**Aim of the task:**
In your copy, leave out the pictures and repeat the entries below exactly.

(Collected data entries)
++++++++++
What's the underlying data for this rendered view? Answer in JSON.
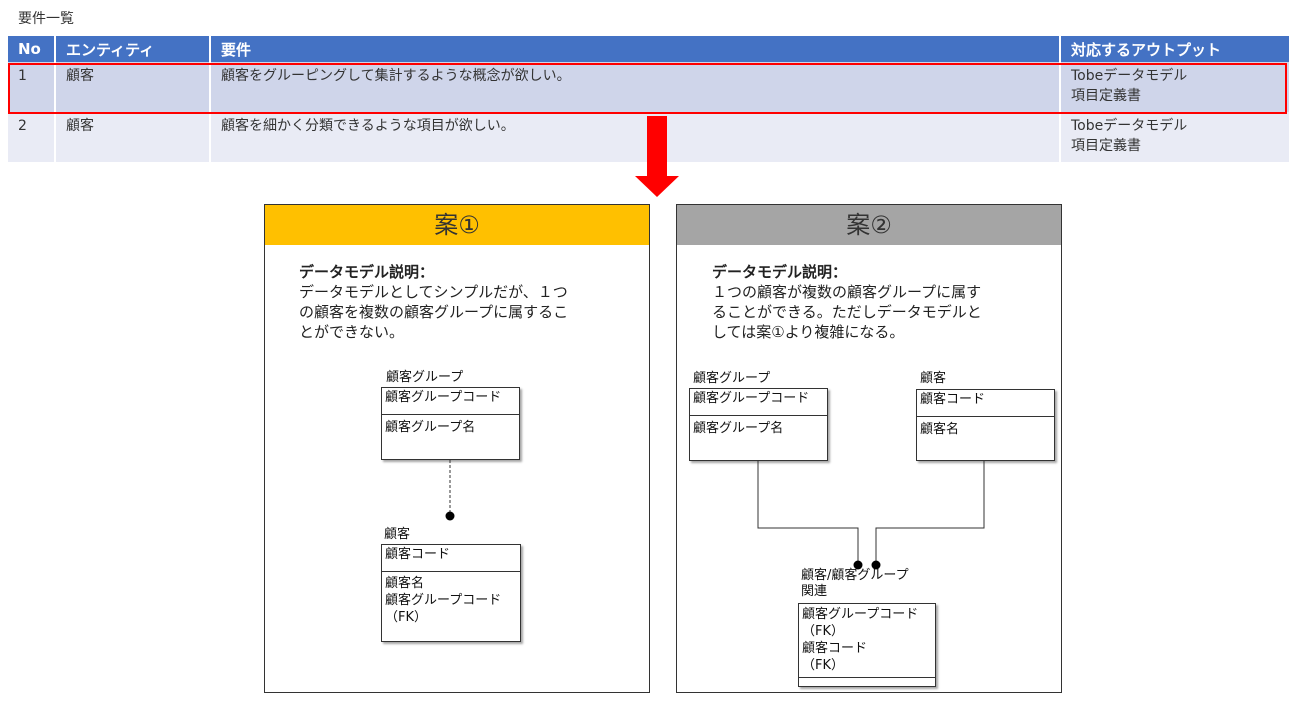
{
  "page_title": "要件一覧",
  "table": {
    "headers": [
      "No",
      "エンティティ",
      "要件",
      "対応するアウトプット"
    ],
    "rows": [
      {
        "no": "1",
        "entity": "顧客",
        "requirement": "顧客をグルーピングして集計するような概念が欲しい。",
        "outputs": [
          "Tobeデータモデル",
          "項目定義書"
        ]
      },
      {
        "no": "2",
        "entity": "顧客",
        "requirement": "顧客を細かく分類できるような項目が欲しい。",
        "outputs": [
          "Tobeデータモデル",
          "項目定義書"
        ]
      }
    ]
  },
  "colors": {
    "table_header": "#4472c4",
    "row1": "#cfd5ea",
    "row2": "#e9ebf5",
    "highlight": "#ff0000",
    "arrow": "#ff0000",
    "proposal1_header": "#ffc000",
    "proposal2_header": "#a5a5a5"
  },
  "proposal1": {
    "title": "案①",
    "desc_title": "データモデル説明：",
    "desc_body": "データモデルとしてシンプルだが、１つ\nの顧客を複数の顧客グループに属するこ\nとができない。",
    "group_entity": {
      "name": "顧客グループ",
      "key": "顧客グループコード",
      "attrs": "顧客グループ名"
    },
    "customer_entity": {
      "name": "顧客",
      "key": "顧客コード",
      "attrs": "顧客名\n顧客グループコード\n（FK）"
    }
  },
  "proposal2": {
    "title": "案②",
    "desc_title": "データモデル説明：",
    "desc_body": "１つの顧客が複数の顧客グループに属す\nることができる。ただしデータモデルと\nしては案①より複雑になる。",
    "group_entity": {
      "name": "顧客グループ",
      "key": "顧客グループコード",
      "attrs": "顧客グループ名"
    },
    "customer_entity": {
      "name": "顧客",
      "key": "顧客コード",
      "attrs": "顧客名"
    },
    "relation_entity": {
      "name": "顧客/顧客グループ\n関連",
      "key": "顧客グループコード\n（FK）\n顧客コード\n（FK）",
      "attrs": ""
    }
  }
}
++++++++++
**Final result:**
What's the underlying data for this rendered view? Answer in JSON.
{
  "page_title": "要件一覧",
  "table": {
    "headers": [
      "No",
      "エンティティ",
      "要件",
      "対応するアウトプット"
    ],
    "rows": [
      {
        "no": "1",
        "entity": "顧客",
        "requirement": "顧客をグルーピングして集計するような概念が欲しい。",
        "outputs": [
          "Tobeデータモデル",
          "項目定義書"
        ]
      },
      {
        "no": "2",
        "entity": "顧客",
        "requirement": "顧客を細かく分類できるような項目が欲しい。",
        "outputs": [
          "Tobeデータモデル",
          "項目定義書"
        ]
      }
    ]
  },
  "colors": {
    "table_header": "#4472c4",
    "row1": "#cfd5ea",
    "row2": "#e9ebf5",
    "highlight": "#ff0000",
    "arrow": "#ff0000",
    "proposal1_header": "#ffc000",
    "proposal2_header": "#a5a5a5"
  },
  "proposal1": {
    "title": "案①",
    "desc_title": "データモデル説明：",
    "desc_body": "データモデルとしてシンプルだが、１つ\nの顧客を複数の顧客グループに属するこ\nとができない。",
    "group_entity": {
      "name": "顧客グループ",
      "key": "顧客グループコード",
      "attrs": "顧客グループ名"
    },
    "customer_entity": {
      "name": "顧客",
      "key": "顧客コード",
      "attrs": "顧客名\n顧客グループコード\n（FK）"
    }
  },
  "proposal2": {
    "title": "案②",
    "desc_title": "データモデル説明：",
    "desc_body": "１つの顧客が複数の顧客グループに属す\nることができる。ただしデータモデルと\nしては案①より複雑になる。",
    "group_entity": {
      "name": "顧客グループ",
      "key": "顧客グループコード",
      "attrs": "顧客グループ名"
    },
    "customer_entity": {
      "name": "顧客",
      "key": "顧客コード",
      "attrs": "顧客名"
    },
    "relation_entity": {
      "name": "顧客/顧客グループ\n関連",
      "key": "顧客グループコード\n（FK）\n顧客コード\n（FK）",
      "attrs": ""
    }
  }
}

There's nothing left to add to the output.